Source data:

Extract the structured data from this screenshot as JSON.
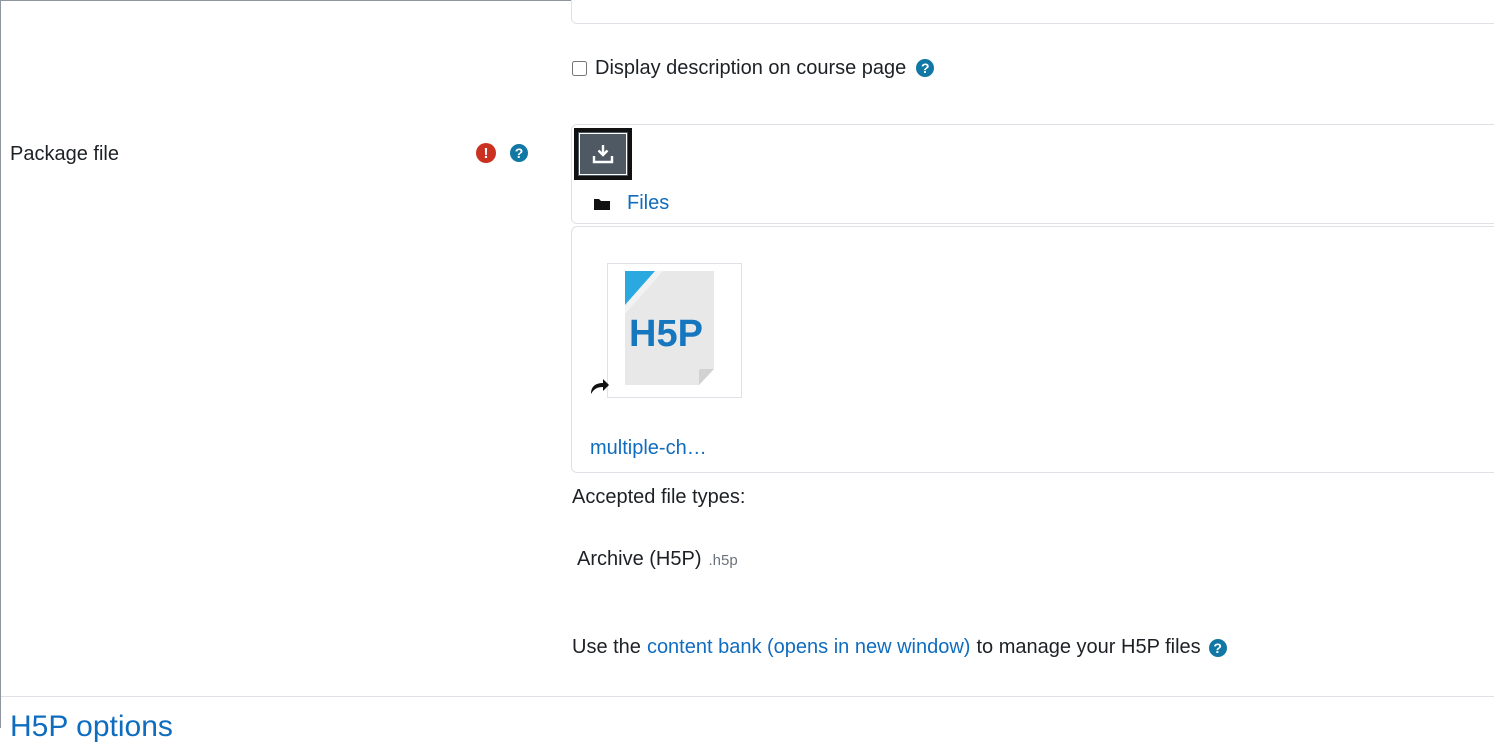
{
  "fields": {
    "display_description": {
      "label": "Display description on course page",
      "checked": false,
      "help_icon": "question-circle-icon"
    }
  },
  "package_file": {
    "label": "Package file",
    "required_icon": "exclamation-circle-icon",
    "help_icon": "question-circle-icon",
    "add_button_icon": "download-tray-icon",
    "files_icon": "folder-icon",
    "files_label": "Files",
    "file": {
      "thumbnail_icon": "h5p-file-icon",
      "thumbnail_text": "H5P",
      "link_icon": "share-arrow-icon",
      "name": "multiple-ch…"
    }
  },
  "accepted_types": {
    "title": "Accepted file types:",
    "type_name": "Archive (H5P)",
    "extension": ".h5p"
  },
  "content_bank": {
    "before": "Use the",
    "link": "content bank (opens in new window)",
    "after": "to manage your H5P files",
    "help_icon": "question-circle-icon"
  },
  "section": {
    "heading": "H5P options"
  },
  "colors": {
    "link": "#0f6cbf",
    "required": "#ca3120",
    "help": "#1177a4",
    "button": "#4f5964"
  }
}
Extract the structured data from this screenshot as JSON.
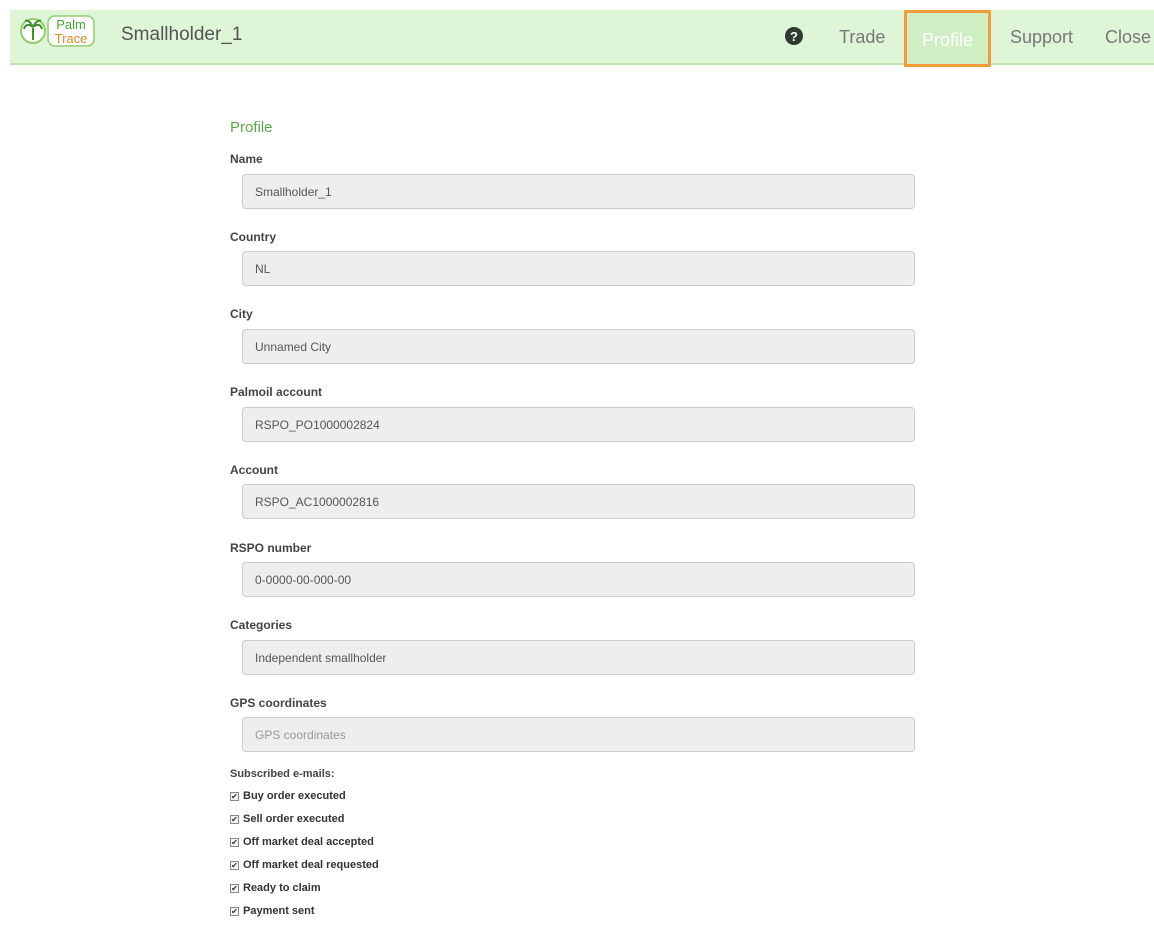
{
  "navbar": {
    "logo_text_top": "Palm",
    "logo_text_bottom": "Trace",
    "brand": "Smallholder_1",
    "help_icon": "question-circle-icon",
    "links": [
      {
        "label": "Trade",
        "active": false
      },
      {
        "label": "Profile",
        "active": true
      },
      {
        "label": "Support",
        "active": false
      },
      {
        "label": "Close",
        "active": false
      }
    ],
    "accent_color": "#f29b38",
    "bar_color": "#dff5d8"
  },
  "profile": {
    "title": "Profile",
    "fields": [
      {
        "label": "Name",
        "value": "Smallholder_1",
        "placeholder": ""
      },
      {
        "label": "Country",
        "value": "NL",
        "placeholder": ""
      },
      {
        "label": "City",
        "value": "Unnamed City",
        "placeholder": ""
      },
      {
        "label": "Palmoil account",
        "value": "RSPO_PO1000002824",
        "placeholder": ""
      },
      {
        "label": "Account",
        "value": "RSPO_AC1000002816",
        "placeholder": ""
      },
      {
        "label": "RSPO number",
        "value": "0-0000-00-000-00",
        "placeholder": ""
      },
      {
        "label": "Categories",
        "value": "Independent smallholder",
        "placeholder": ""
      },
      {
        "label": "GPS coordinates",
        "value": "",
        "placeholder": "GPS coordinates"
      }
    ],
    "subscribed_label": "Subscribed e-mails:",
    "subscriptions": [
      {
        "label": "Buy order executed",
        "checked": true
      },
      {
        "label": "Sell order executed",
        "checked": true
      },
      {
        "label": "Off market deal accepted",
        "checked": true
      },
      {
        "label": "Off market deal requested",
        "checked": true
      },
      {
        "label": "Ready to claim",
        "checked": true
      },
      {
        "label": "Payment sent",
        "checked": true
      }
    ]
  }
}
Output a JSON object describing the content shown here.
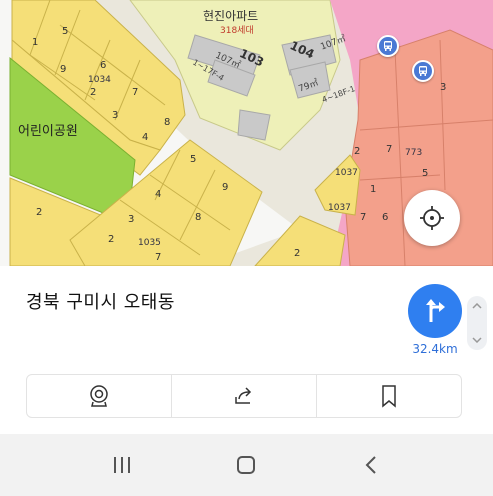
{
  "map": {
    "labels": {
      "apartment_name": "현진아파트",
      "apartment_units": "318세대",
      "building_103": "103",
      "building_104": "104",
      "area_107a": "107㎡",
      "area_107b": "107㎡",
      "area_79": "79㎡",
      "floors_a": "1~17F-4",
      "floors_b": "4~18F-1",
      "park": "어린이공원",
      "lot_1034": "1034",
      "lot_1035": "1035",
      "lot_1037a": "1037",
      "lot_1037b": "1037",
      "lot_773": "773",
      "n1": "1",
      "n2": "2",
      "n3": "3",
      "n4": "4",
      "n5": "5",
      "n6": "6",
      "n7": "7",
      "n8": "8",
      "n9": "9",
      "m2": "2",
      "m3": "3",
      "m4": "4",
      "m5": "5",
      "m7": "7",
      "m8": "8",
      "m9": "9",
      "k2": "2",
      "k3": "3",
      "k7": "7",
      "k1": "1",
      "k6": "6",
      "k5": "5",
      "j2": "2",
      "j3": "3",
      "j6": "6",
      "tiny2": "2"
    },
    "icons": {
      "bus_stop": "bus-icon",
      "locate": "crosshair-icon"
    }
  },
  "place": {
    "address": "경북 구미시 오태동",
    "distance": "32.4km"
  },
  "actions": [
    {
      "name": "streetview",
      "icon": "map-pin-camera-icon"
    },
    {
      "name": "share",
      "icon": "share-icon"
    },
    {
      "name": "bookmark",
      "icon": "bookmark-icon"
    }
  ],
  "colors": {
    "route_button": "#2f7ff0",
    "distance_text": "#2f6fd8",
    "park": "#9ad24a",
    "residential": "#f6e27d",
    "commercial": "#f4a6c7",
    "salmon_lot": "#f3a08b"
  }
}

Aim
Exact duplication of all the records is required; pictures are omitted from the copy.

The result
Extract the structured data from this screenshot as JSON.
{
  "fields": {
    "display_description": {
      "label": "Display description on course page",
      "checked": false,
      "help_icon": "question-circle-icon"
    }
  },
  "package_file": {
    "label": "Package file",
    "required_icon": "exclamation-circle-icon",
    "help_icon": "question-circle-icon",
    "add_button_icon": "download-tray-icon",
    "files_icon": "folder-icon",
    "files_label": "Files",
    "file": {
      "thumbnail_icon": "h5p-file-icon",
      "thumbnail_text": "H5P",
      "link_icon": "share-arrow-icon",
      "name": "multiple-ch…"
    }
  },
  "accepted_types": {
    "title": "Accepted file types:",
    "type_name": "Archive (H5P)",
    "extension": ".h5p"
  },
  "content_bank": {
    "before": "Use the",
    "link": "content bank (opens in new window)",
    "after": "to manage your H5P files",
    "help_icon": "question-circle-icon"
  },
  "section": {
    "heading": "H5P options"
  },
  "colors": {
    "link": "#0f6cbf",
    "required": "#ca3120",
    "help": "#1177a4",
    "button": "#4f5964"
  }
}
Extract the structured data from this screenshot as JSON.
{
  "navbar": {
    "logo_text_top": "Palm",
    "logo_text_bottom": "Trace",
    "brand": "Smallholder_1",
    "help_icon": "question-circle-icon",
    "links": [
      {
        "label": "Trade",
        "active": false
      },
      {
        "label": "Profile",
        "active": true
      },
      {
        "label": "Support",
        "active": false
      },
      {
        "label": "Close",
        "active": false
      }
    ],
    "accent_color": "#f29b38",
    "bar_color": "#dff5d8"
  },
  "profile": {
    "title": "Profile",
    "fields": [
      {
        "label": "Name",
        "value": "Smallholder_1",
        "placeholder": ""
      },
      {
        "label": "Country",
        "value": "NL",
        "placeholder": ""
      },
      {
        "label": "City",
        "value": "Unnamed City",
        "placeholder": ""
      },
      {
        "label": "Palmoil account",
        "value": "RSPO_PO1000002824",
        "placeholder": ""
      },
      {
        "label": "Account",
        "value": "RSPO_AC1000002816",
        "placeholder": ""
      },
      {
        "label": "RSPO number",
        "value": "0-0000-00-000-00",
        "placeholder": ""
      },
      {
        "label": "Categories",
        "value": "Independent smallholder",
        "placeholder": ""
      },
      {
        "label": "GPS coordinates",
        "value": "",
        "placeholder": "GPS coordinates"
      }
    ],
    "subscribed_label": "Subscribed e-mails:",
    "subscriptions": [
      {
        "label": "Buy order executed",
        "checked": true
      },
      {
        "label": "Sell order executed",
        "checked": true
      },
      {
        "label": "Off market deal accepted",
        "checked": true
      },
      {
        "label": "Off market deal requested",
        "checked": true
      },
      {
        "label": "Ready to claim",
        "checked": true
      },
      {
        "label": "Payment sent",
        "checked": true
      }
    ]
  }
}
Output a JSON object describing the content shown here.
{
  "map": {
    "labels": {
      "apartment_name": "현진아파트",
      "apartment_units": "318세대",
      "building_103": "103",
      "building_104": "104",
      "area_107a": "107㎡",
      "area_107b": "107㎡",
      "area_79": "79㎡",
      "floors_a": "1~17F-4",
      "floors_b": "4~18F-1",
      "park": "어린이공원",
      "lot_1034": "1034",
      "lot_1035": "1035",
      "lot_1037a": "1037",
      "lot_1037b": "1037",
      "lot_773": "773",
      "n1": "1",
      "n2": "2",
      "n3": "3",
      "n4": "4",
      "n5": "5",
      "n6": "6",
      "n7": "7",
      "n8": "8",
      "n9": "9",
      "m2": "2",
      "m3": "3",
      "m4": "4",
      "m5": "5",
      "m7": "7",
      "m8": "8",
      "m9": "9",
      "k2": "2",
      "k3": "3",
      "k7": "7",
      "k1": "1",
      "k6": "6",
      "k5": "5",
      "j2": "2",
      "j3": "3",
      "j6": "6",
      "tiny2": "2"
    },
    "icons": {
      "bus_stop": "bus-icon",
      "locate": "crosshair-icon"
    }
  },
  "place": {
    "address": "경북 구미시 오태동",
    "distance": "32.4km"
  },
  "actions": [
    {
      "name": "streetview",
      "icon": "map-pin-camera-icon"
    },
    {
      "name": "share",
      "icon": "share-icon"
    },
    {
      "name": "bookmark",
      "icon": "bookmark-icon"
    }
  ],
  "colors": {
    "route_button": "#2f7ff0",
    "distance_text": "#2f6fd8",
    "park": "#9ad24a",
    "residential": "#f6e27d",
    "commercial": "#f4a6c7",
    "salmon_lot": "#f3a08b"
  }
}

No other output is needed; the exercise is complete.